== Quoted passage ==
-------------------------

Local people were asked to give generously in the spirit of goodwill for the forthcoming festive season.
December 4, 1974
Warning of militant action on an unprecedented scale was given this week as local teachers took part in a virtual three-day strike in answer to an “insulting” interim pay award of £100.
Most schools were closed this week on Tuesday, Wednesday and Thursday. Those that did not close were operating on a half-day basis.
Councillor Vaughn, himself a teacher, said at the time: “Education is our most important investment.
“The Government may mortgage North Sea oil but they should not dare to mortgage our children’s future.”
The EIS was calling for an interim rise of £10 per week and a backdated payment of £3.
December 9, 1964
Young children screamed as they watched their mothers pushed aside by a double decker bus in Kirkintilloch.
The mothers of Woodstock Avenue in the town had barricaded the street in an attempt to stop buses from travelling along it – angry over the dangers to their youngsters. At 10am on a Saturday 30 mothers and 44 children stood in line across the road.

-------------------------

== Extracted entries ==
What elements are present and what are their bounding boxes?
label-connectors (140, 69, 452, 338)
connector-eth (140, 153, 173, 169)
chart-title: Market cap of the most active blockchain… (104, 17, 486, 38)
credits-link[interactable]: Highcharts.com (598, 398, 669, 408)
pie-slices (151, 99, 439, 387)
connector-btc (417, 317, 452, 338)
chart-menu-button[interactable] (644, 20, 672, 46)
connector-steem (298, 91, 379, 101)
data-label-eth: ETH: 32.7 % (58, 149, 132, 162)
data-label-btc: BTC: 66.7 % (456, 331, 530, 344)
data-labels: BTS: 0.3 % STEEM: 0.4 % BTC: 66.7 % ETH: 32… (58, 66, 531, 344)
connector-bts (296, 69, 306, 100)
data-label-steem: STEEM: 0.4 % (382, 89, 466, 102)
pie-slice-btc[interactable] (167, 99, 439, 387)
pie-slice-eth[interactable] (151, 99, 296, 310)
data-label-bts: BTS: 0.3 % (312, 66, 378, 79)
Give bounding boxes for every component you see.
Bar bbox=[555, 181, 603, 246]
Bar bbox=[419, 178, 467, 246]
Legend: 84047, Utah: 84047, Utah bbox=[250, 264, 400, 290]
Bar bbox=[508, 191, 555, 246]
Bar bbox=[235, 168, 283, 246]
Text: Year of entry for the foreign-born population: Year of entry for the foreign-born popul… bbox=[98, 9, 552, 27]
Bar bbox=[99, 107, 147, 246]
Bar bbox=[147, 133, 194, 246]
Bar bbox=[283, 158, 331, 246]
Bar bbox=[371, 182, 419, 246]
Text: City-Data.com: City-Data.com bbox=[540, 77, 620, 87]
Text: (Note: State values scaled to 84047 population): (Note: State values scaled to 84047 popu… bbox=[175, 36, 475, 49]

-------------------------

== Required task ==
Continue the column of old local news stories, starting right after its last sentence, the one ending "stood in line across the road."

== Task answer ==
Placards stated: “No buses in our street” and “Woodstock is a deathtrap”.
The demonstrators stood defiantly in front of a line of prams with babies in them. One bus stopped just inches from them forcing them to move. The brave mums managed to hold up three other buses for more than an hour.
This week’s photo: Taken high above, from St Mary’s Steeple, a great vantage point to photograph the opening ceremony of the new Townhead Bridge in Kirkintilloch in 1933. Crowds flocked to the area to witness its grand opening by local dignitaries.